*Your goal*: Your answer should be one number: how many lines of the data include the string "메인이미지"?

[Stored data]

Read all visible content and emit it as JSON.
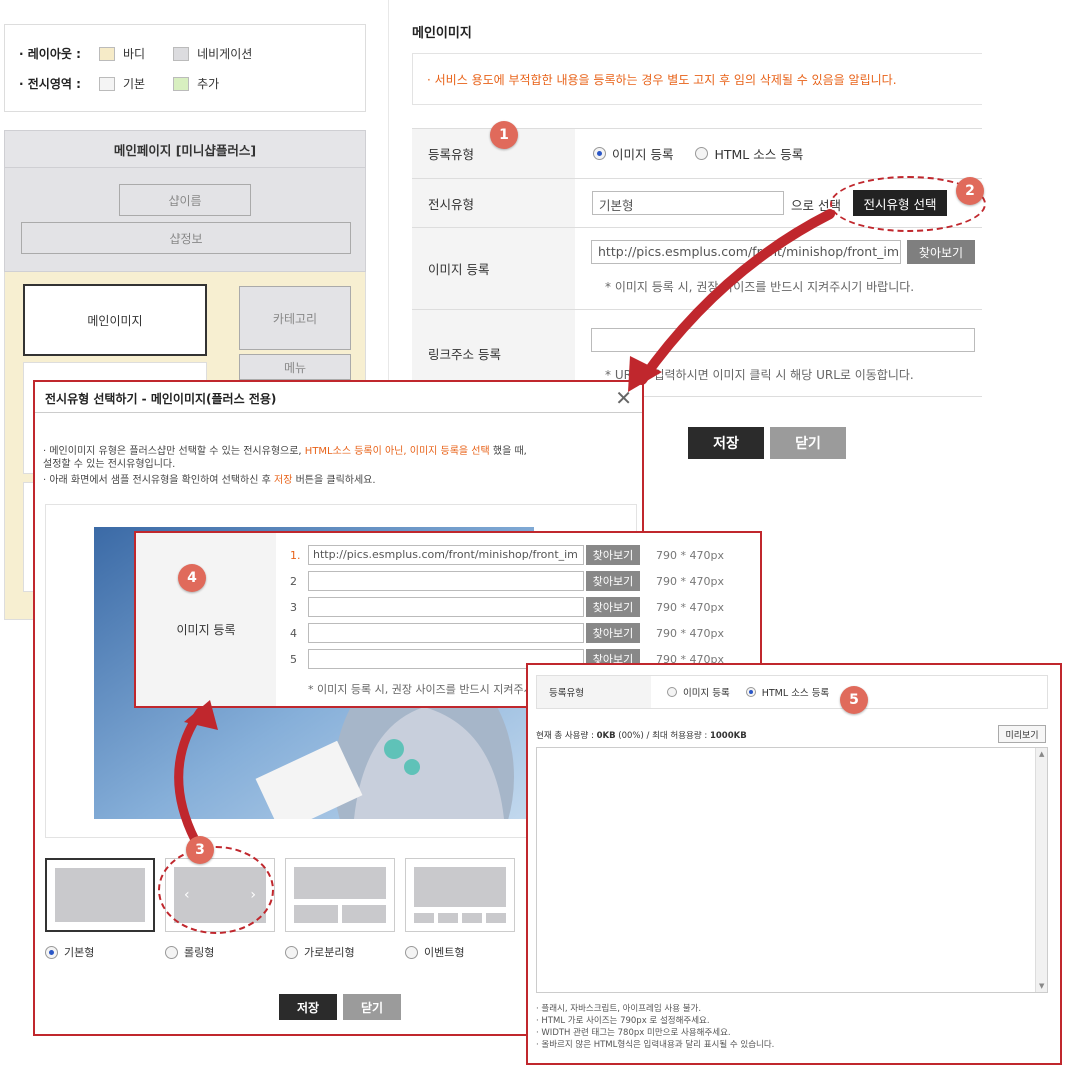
{
  "legend": {
    "layout_label": "· 레이아웃 :",
    "display_label": "· 전시영역 :",
    "items_layout": [
      {
        "label": "바디",
        "color": "#f6ebc8"
      },
      {
        "label": "네비게이션",
        "color": "#dcdcdf"
      }
    ],
    "items_display": [
      {
        "label": "기본",
        "color": "#f4f4f4"
      },
      {
        "label": "추가",
        "color": "#d8efc0"
      }
    ]
  },
  "map": {
    "title": "메인페이지 [미니샵플러스]",
    "shop_name": "샵이름",
    "shop_info": "샵정보",
    "main_image": "메인이미지",
    "category": "카테고리",
    "menu": "메뉴"
  },
  "right": {
    "section_title": "메인이미지",
    "notice": "· 서비스 용도에 부적합한 내용을 등록하는 경우 별도 고지 후 임의 삭제될 수 있음을 알립니다.",
    "reg_type_label": "등록유형",
    "reg_type_options": [
      "이미지 등록",
      "HTML 소스 등록"
    ],
    "display_type_label": "전시유형",
    "display_type_value": "기본형",
    "display_select_suffix": "으로 선택",
    "display_select_button": "전시유형 선택",
    "image_reg_label": "이미지 등록",
    "image_url": "http://pics.esmplus.com/front/minishop/front_im",
    "browse": "찾아보기",
    "image_hint": "* 이미지 등록 시, 권장 사이즈를 반드시 지켜주시기 바랍니다.",
    "link_label": "링크주소 등록",
    "link_hint": "* URL을 입력하시면 이미지 클릭 시 해당 URL로 이동합니다.",
    "save": "저장",
    "close": "닫기"
  },
  "popup": {
    "title": "전시유형 선택하기 - 메인이미지(플러스 전용)",
    "desc_line1_a": "· 메인이미지 유형은 플러스샵만 선택할 수 있는 전시유형으로, ",
    "desc_line1_b": "HTML소스 등록이 아닌, 이미지 등록을 선택",
    "desc_line1_c": " 했을 때,",
    "desc_line2": "  설정할 수 있는 전시유형입니다.",
    "desc_line3_a": "· 아래 화면에서 샘플 전시유형을 확인하여 선택하신 후 ",
    "desc_line3_b": "저장",
    "desc_line3_c": " 버튼을 클릭하세요.",
    "types": [
      "기본형",
      "롤링형",
      "가로분리형",
      "이벤트형"
    ],
    "selected_type": "기본형",
    "save": "저장",
    "close": "닫기"
  },
  "regbox": {
    "label": "이미지 등록",
    "rows": [
      {
        "num": "1.",
        "value": "http://pics.esmplus.com/front/minishop/front_im",
        "size": "790 * 470px"
      },
      {
        "num": "2",
        "value": "",
        "size": "790 * 470px"
      },
      {
        "num": "3",
        "value": "",
        "size": "790 * 470px"
      },
      {
        "num": "4",
        "value": "",
        "size": "790 * 470px"
      },
      {
        "num": "5",
        "value": "",
        "size": "790 * 470px"
      }
    ],
    "browse": "찾아보기",
    "hint": "* 이미지 등록 시, 권장 사이즈를 반드시 지켜주시"
  },
  "htmlbox": {
    "reg_type_label": "등록유형",
    "options": [
      "이미지 등록",
      "HTML 소스 등록"
    ],
    "usage_a": "현재 총 사용량 : ",
    "usage_b": "0KB",
    "usage_c": " (00%)  /  최대 허용용량 : ",
    "usage_d": "1000KB",
    "preview_button": "미리보기",
    "notes": [
      {
        "text": "· 플래시, 자바스크립트, 아이프레임 사용 불가.",
        "accent": true
      },
      {
        "text": "· HTML 가로 사이즈는 790px 로 설정해주세요.",
        "accent": false
      },
      {
        "text": "· WIDTH 관련 태그는 780px 미만으로 사용해주세요.",
        "accent": false
      },
      {
        "text": "· 올바르지 않은 HTML형식은 입력내용과 달리 표시될 수 있습니다.",
        "accent": false
      }
    ]
  },
  "badges": [
    "1",
    "2",
    "3",
    "4",
    "5"
  ],
  "colors": {
    "accent_red": "#c0272d",
    "badge": "#e06a5b",
    "notice_orange": "#e8631a",
    "dark_button": "#2b2b2b",
    "gray_button": "#9b9b9b"
  }
}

*Answer to this task*: 4